_What you have to do_: Pick out each line in these entries that contains the string "this".

□ □ □ □ □

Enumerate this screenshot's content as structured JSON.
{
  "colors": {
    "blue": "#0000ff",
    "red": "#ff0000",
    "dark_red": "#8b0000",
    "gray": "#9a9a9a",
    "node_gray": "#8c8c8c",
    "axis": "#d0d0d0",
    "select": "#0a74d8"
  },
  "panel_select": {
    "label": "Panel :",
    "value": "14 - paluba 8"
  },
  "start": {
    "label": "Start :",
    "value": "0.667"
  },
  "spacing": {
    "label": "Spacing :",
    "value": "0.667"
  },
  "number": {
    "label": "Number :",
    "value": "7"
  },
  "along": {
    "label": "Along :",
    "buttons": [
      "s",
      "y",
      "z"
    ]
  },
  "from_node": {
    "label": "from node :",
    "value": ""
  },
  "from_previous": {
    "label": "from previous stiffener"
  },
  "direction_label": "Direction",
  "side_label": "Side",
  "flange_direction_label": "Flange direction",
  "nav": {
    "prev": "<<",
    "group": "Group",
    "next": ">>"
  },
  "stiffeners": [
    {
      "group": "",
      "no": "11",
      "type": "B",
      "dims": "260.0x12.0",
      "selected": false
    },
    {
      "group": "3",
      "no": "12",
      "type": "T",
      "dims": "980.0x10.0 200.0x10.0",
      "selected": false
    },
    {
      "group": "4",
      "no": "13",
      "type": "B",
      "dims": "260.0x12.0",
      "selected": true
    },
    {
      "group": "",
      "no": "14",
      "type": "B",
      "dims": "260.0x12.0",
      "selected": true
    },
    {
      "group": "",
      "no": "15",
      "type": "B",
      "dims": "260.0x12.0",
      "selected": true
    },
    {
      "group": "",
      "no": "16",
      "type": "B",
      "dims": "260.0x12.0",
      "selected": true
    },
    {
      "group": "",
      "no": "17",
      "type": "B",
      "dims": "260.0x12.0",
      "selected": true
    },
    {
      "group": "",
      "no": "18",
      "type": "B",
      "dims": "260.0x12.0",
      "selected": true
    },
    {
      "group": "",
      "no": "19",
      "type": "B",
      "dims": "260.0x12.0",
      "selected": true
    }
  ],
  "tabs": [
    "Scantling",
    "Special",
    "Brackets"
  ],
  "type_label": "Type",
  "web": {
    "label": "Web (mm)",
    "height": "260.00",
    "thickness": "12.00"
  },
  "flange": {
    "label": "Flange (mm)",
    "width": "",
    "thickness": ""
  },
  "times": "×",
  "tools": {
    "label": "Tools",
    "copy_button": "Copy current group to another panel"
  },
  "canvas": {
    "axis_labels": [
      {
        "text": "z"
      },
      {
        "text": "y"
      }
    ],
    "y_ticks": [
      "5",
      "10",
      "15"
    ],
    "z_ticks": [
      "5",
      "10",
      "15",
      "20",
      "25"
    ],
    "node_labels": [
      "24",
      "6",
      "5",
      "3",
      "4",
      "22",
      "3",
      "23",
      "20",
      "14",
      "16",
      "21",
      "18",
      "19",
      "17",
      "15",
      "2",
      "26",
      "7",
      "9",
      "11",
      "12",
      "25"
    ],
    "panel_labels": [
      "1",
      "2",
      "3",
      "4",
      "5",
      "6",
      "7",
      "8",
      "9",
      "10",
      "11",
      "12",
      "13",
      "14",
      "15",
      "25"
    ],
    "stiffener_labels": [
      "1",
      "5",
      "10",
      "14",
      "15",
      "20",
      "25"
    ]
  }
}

□ □ □ □ □

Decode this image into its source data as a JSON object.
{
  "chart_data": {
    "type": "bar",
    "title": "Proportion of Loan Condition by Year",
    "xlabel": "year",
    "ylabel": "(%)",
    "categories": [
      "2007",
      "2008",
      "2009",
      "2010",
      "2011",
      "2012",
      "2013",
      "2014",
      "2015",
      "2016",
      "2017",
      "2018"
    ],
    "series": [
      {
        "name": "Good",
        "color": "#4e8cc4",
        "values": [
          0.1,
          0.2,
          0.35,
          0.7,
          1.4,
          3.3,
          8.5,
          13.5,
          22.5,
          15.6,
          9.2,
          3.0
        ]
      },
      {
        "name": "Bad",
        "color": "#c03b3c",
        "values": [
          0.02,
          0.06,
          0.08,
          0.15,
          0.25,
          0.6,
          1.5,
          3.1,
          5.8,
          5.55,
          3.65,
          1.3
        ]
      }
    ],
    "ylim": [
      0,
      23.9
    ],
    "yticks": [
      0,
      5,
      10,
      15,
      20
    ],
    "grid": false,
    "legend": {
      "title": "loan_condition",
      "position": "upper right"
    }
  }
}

□ □ □ □ □

_Response_:
Enumerate this screenshot's content as structured JSON.
Decode this image into its source data as a JSON object.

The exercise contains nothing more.